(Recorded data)
----------
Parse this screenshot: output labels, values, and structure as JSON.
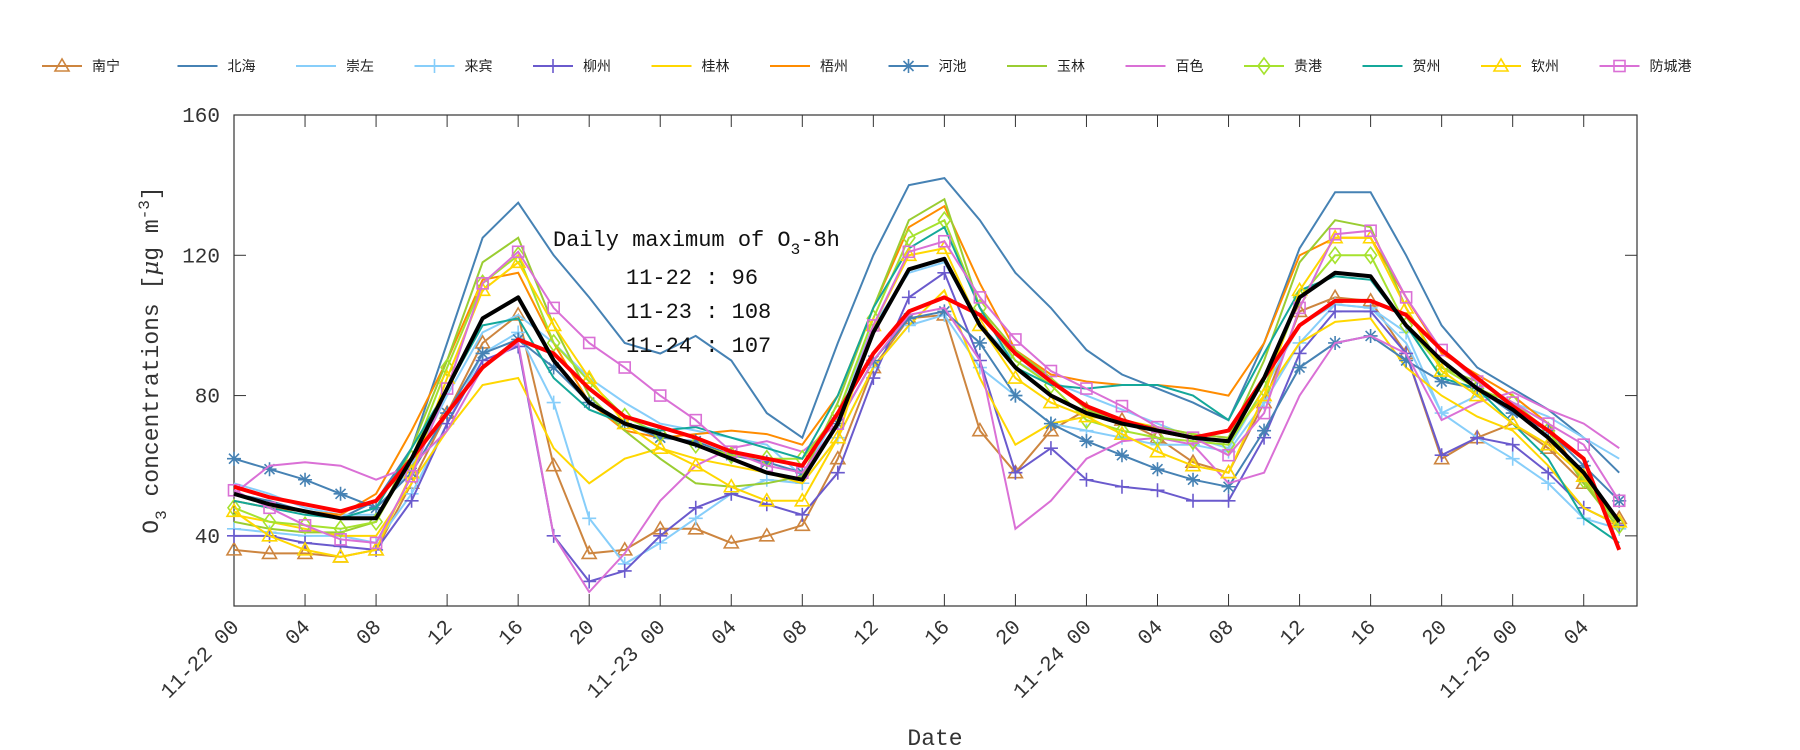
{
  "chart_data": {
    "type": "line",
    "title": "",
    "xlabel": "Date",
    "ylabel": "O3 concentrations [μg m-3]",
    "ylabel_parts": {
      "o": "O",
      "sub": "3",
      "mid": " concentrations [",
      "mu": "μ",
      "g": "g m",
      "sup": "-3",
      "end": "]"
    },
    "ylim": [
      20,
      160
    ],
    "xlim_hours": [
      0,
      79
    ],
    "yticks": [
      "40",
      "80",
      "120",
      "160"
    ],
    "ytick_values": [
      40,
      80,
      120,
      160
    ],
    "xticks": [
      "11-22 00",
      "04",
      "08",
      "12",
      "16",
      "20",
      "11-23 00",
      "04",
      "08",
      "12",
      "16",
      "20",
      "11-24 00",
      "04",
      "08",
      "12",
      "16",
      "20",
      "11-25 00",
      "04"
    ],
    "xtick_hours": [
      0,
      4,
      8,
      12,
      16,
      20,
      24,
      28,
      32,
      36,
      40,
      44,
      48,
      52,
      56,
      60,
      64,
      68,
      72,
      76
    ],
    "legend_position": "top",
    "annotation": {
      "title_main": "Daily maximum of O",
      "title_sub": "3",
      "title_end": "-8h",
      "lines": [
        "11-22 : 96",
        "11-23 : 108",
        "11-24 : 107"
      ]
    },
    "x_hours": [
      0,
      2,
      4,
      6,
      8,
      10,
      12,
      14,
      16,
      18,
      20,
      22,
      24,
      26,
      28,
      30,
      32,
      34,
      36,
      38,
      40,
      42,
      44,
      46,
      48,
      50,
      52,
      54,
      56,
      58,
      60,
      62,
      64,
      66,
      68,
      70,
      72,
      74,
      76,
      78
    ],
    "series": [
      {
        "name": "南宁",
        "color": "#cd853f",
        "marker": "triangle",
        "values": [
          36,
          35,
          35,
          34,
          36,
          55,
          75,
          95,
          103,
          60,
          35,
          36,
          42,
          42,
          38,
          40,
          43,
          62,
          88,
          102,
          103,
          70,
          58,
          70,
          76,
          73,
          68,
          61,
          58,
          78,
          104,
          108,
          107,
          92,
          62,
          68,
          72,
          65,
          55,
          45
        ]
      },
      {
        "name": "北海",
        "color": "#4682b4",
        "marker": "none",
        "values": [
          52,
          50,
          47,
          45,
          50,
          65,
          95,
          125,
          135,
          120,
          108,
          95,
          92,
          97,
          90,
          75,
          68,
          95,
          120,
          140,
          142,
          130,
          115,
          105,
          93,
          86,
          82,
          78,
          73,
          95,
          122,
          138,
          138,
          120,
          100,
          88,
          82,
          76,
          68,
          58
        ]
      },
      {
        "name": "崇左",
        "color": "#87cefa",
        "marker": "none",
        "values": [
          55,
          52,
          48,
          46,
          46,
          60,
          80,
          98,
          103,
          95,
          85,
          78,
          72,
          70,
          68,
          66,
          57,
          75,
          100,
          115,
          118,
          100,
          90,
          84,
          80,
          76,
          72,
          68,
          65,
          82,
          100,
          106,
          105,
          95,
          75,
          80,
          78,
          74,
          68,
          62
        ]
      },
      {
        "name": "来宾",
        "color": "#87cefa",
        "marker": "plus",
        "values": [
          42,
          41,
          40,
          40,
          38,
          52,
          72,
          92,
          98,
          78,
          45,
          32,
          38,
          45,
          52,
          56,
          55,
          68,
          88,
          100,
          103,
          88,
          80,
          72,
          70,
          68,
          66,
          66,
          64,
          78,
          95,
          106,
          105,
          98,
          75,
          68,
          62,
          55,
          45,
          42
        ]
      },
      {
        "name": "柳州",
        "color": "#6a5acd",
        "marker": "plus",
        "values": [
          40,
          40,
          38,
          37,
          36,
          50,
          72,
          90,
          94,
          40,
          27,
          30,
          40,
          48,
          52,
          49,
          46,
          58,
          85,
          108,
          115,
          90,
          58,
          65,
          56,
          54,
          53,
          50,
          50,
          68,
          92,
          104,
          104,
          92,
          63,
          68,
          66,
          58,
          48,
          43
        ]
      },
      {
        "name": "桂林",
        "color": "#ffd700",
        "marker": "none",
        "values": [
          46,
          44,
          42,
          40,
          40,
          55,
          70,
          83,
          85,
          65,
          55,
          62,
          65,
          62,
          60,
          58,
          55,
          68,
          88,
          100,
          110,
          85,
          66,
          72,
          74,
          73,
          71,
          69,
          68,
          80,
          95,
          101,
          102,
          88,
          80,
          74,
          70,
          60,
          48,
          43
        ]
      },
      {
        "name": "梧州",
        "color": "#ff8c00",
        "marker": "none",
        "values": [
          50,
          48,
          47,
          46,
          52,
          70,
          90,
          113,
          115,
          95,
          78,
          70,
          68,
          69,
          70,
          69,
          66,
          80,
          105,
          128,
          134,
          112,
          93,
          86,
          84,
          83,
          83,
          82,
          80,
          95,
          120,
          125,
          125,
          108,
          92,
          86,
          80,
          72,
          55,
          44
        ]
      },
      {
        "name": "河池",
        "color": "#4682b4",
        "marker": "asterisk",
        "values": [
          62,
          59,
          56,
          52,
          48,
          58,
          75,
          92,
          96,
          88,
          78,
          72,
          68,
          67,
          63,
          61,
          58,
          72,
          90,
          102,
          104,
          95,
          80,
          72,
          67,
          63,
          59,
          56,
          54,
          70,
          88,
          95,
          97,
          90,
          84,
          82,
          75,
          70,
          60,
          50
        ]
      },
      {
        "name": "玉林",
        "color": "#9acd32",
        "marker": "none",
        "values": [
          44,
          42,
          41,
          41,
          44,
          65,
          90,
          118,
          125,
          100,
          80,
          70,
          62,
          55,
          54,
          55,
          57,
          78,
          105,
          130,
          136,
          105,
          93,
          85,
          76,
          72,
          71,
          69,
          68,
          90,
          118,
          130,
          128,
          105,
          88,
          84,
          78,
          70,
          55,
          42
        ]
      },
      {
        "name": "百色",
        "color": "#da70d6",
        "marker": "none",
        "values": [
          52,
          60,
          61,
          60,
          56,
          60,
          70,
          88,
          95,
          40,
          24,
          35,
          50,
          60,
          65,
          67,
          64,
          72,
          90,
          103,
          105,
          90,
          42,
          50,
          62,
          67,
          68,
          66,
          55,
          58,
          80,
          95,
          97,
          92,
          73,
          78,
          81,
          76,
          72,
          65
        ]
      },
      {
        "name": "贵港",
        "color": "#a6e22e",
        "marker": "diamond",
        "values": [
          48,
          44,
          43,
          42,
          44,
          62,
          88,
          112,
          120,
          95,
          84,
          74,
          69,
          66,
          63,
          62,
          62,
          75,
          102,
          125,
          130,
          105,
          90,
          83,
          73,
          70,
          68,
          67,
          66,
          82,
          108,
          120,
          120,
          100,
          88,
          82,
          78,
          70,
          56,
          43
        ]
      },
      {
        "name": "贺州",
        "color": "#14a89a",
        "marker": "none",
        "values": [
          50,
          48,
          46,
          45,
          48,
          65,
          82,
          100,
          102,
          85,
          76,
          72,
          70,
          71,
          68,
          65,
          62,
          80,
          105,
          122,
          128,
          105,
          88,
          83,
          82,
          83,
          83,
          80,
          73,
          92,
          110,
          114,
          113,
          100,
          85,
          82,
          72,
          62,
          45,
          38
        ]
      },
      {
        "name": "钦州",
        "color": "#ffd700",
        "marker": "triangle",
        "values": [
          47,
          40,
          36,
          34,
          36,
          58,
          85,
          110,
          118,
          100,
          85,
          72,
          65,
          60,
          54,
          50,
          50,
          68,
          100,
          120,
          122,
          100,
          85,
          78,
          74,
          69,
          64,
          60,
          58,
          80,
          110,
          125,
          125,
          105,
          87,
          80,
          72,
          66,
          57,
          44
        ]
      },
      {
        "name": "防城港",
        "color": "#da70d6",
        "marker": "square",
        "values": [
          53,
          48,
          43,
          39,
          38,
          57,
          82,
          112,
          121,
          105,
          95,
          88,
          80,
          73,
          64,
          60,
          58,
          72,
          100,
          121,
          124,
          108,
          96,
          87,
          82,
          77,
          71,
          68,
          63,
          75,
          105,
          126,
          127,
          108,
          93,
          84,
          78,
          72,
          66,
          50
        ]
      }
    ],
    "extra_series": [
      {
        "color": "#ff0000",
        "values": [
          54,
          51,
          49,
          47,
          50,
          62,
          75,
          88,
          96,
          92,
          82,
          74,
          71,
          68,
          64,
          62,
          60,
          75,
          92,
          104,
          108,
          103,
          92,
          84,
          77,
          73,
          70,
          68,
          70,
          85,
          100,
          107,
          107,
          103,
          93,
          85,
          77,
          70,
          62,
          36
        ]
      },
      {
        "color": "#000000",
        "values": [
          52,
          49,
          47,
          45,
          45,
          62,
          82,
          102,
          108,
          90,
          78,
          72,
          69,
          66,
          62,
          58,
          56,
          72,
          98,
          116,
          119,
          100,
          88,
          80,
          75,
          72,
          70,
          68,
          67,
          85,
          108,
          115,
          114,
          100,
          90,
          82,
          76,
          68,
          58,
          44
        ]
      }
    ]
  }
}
----------
Find every line in the listing that holds the string "concentrations", then say how many there are as a bare number.

## Result of the exercise
2